### WHAT YOU ARE ASKED TO DO
Drop the pictures; give again exactly the lines from the one holding "Extract the structured" through the end of the data.

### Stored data
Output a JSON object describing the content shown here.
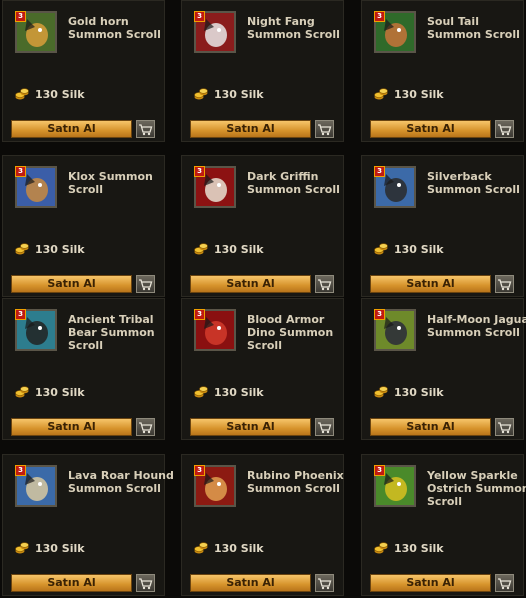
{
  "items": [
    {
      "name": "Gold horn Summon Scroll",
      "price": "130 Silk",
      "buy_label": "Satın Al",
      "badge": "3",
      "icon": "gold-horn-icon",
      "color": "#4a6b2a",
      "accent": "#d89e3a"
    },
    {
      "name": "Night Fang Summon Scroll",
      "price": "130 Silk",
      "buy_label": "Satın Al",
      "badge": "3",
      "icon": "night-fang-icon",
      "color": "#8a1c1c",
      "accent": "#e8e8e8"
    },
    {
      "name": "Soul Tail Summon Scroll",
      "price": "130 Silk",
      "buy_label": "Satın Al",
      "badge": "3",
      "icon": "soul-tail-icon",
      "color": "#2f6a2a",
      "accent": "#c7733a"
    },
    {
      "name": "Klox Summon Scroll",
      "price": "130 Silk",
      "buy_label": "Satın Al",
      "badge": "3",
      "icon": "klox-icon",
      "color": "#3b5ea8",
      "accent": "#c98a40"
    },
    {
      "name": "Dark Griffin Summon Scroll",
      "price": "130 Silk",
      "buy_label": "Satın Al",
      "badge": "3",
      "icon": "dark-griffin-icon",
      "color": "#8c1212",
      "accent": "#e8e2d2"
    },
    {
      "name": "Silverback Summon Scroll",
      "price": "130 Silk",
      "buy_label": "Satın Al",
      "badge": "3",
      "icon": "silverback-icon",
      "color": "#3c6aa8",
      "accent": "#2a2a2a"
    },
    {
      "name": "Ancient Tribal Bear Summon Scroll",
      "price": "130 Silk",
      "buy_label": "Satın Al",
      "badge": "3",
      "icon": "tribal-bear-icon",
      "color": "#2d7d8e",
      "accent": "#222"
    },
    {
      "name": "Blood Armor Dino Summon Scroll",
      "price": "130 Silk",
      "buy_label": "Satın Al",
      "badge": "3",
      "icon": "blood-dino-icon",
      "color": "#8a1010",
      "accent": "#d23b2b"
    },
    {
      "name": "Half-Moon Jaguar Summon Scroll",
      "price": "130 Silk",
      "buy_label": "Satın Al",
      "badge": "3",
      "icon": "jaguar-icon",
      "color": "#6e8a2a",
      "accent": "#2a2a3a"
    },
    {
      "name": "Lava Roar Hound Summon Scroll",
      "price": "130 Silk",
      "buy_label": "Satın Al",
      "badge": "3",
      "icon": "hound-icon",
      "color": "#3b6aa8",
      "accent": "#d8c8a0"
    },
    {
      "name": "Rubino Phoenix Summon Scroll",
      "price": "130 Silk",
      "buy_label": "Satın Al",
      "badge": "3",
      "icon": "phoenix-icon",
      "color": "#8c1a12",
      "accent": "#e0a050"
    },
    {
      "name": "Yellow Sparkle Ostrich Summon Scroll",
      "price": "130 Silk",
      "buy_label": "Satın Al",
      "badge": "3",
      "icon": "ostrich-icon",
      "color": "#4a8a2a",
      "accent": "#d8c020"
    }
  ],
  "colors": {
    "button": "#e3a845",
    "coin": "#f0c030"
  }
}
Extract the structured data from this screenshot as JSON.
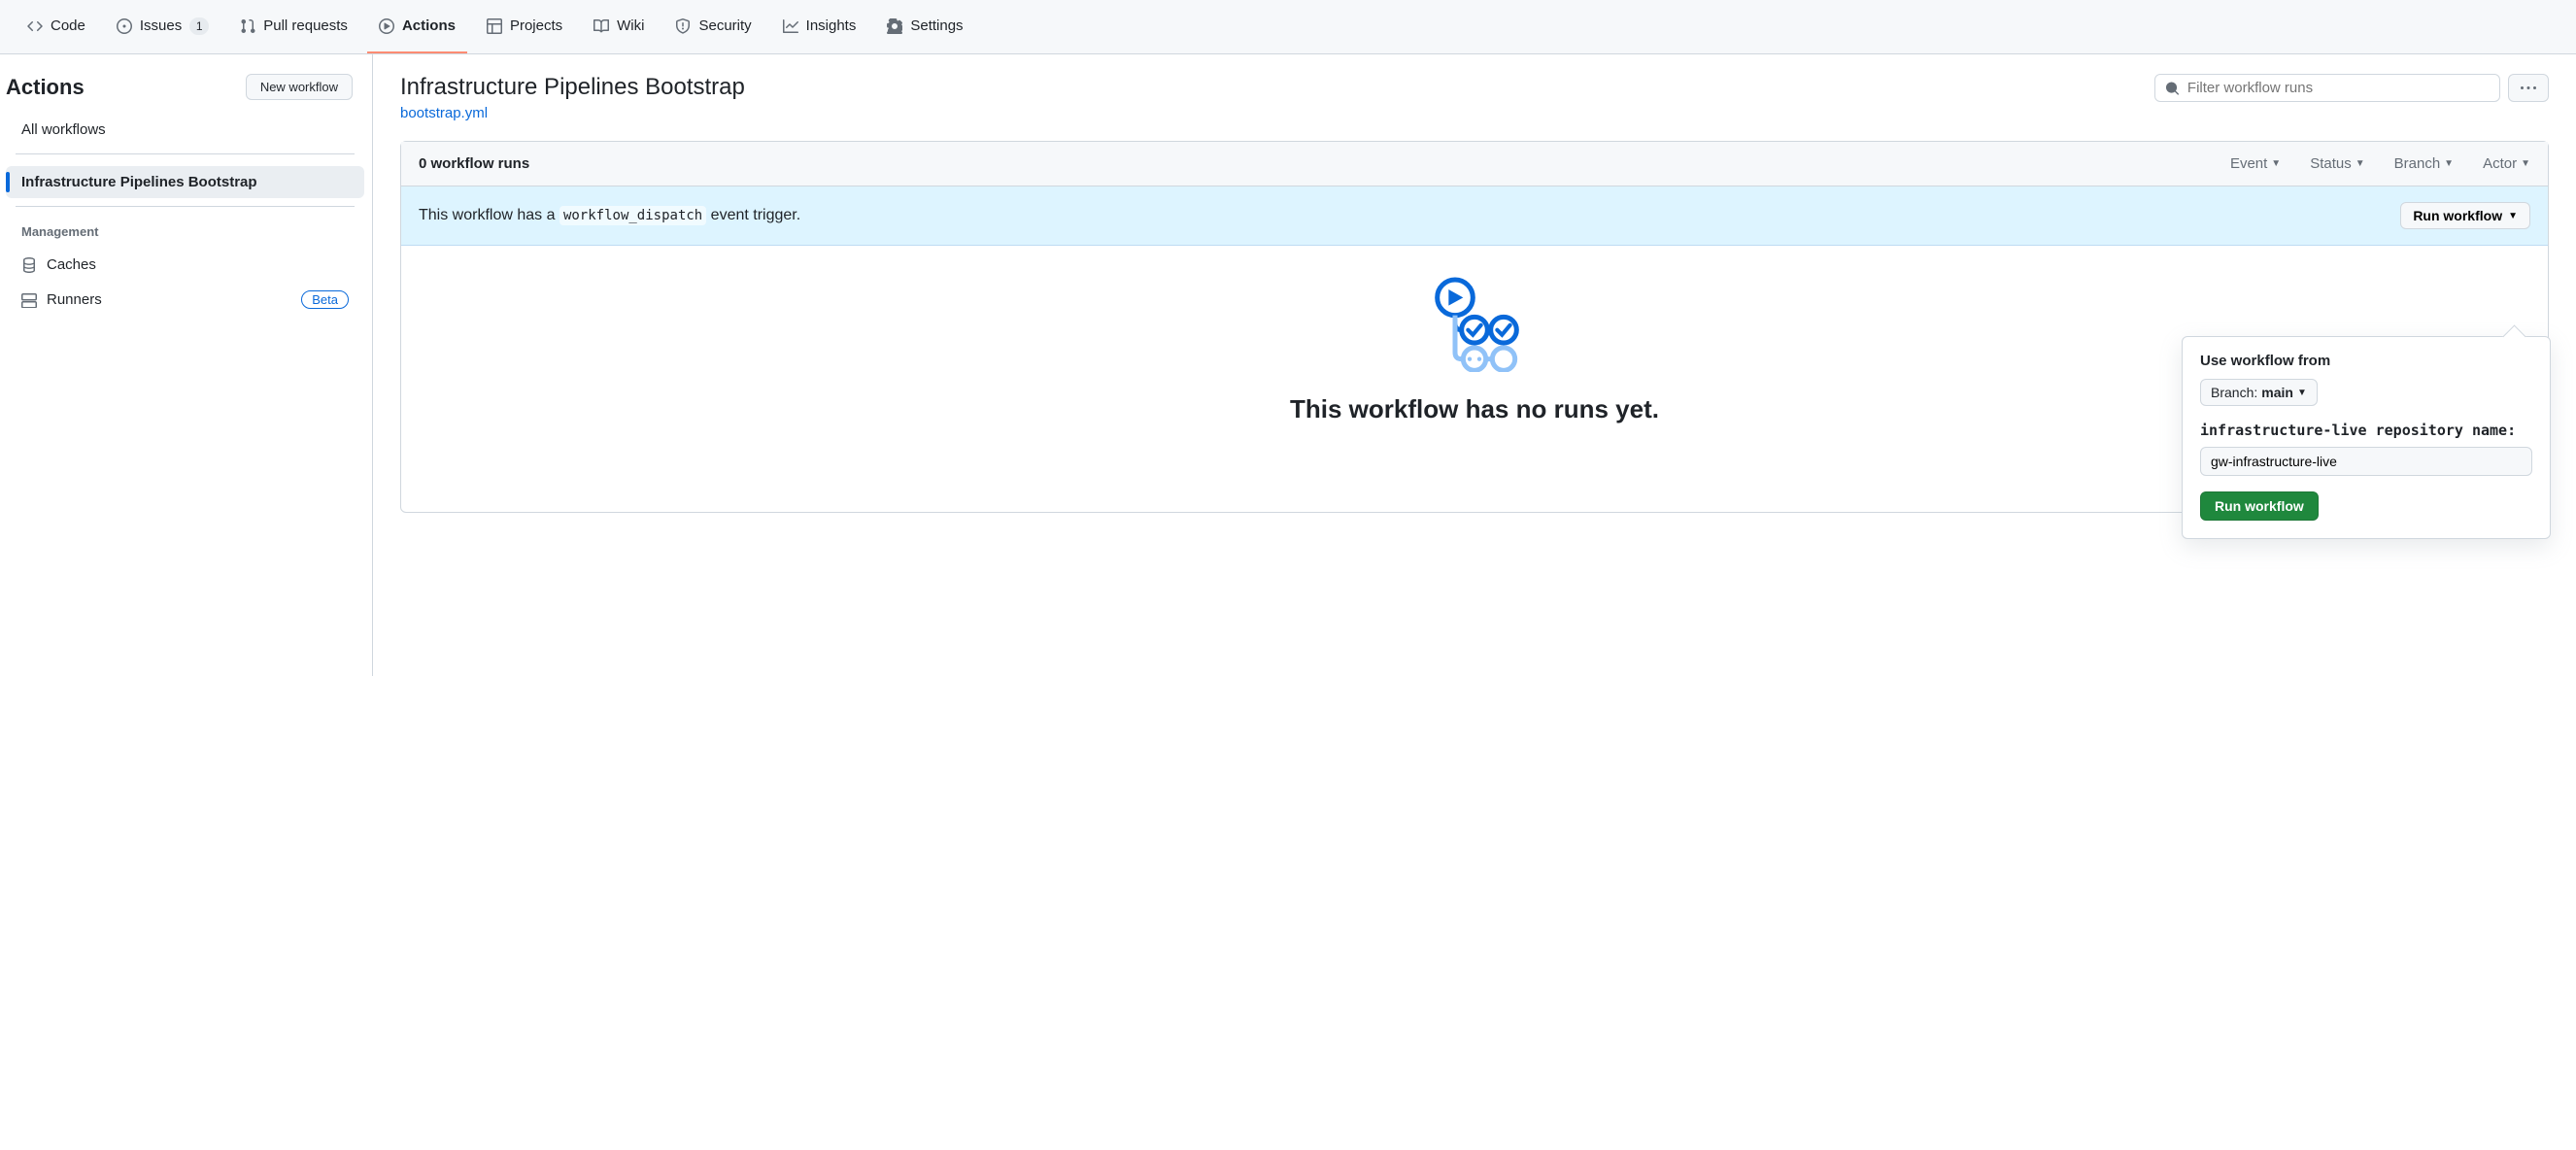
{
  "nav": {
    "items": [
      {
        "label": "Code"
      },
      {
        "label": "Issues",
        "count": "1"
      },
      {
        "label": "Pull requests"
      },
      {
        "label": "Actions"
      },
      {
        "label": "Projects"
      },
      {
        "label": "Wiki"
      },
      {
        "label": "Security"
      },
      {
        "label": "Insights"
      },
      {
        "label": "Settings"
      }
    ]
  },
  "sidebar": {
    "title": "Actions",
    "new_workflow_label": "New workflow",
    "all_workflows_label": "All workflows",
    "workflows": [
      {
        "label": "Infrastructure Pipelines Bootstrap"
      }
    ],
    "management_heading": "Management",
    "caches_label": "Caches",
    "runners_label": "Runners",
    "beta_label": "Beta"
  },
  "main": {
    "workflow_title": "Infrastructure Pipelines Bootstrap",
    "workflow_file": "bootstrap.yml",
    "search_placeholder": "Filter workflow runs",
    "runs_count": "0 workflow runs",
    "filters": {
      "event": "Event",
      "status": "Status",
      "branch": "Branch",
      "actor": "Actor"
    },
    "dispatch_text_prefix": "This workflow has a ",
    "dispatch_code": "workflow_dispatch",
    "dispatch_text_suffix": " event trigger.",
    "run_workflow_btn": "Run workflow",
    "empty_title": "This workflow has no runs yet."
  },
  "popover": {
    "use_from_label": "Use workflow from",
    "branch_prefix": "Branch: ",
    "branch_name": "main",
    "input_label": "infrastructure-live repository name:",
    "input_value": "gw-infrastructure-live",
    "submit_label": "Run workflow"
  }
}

### THE COMPLETED TASK
Extract the structured data from this screenshot as JSON.
{
  "nav": {
    "items": [
      {
        "label": "Code"
      },
      {
        "label": "Issues",
        "count": "1"
      },
      {
        "label": "Pull requests"
      },
      {
        "label": "Actions"
      },
      {
        "label": "Projects"
      },
      {
        "label": "Wiki"
      },
      {
        "label": "Security"
      },
      {
        "label": "Insights"
      },
      {
        "label": "Settings"
      }
    ]
  },
  "sidebar": {
    "title": "Actions",
    "new_workflow_label": "New workflow",
    "all_workflows_label": "All workflows",
    "workflows": [
      {
        "label": "Infrastructure Pipelines Bootstrap"
      }
    ],
    "management_heading": "Management",
    "caches_label": "Caches",
    "runners_label": "Runners",
    "beta_label": "Beta"
  },
  "main": {
    "workflow_title": "Infrastructure Pipelines Bootstrap",
    "workflow_file": "bootstrap.yml",
    "search_placeholder": "Filter workflow runs",
    "runs_count": "0 workflow runs",
    "filters": {
      "event": "Event",
      "status": "Status",
      "branch": "Branch",
      "actor": "Actor"
    },
    "dispatch_text_prefix": "This workflow has a ",
    "dispatch_code": "workflow_dispatch",
    "dispatch_text_suffix": " event trigger.",
    "run_workflow_btn": "Run workflow",
    "empty_title": "This workflow has no runs yet."
  },
  "popover": {
    "use_from_label": "Use workflow from",
    "branch_prefix": "Branch: ",
    "branch_name": "main",
    "input_label": "infrastructure-live repository name:",
    "input_value": "gw-infrastructure-live",
    "submit_label": "Run workflow"
  }
}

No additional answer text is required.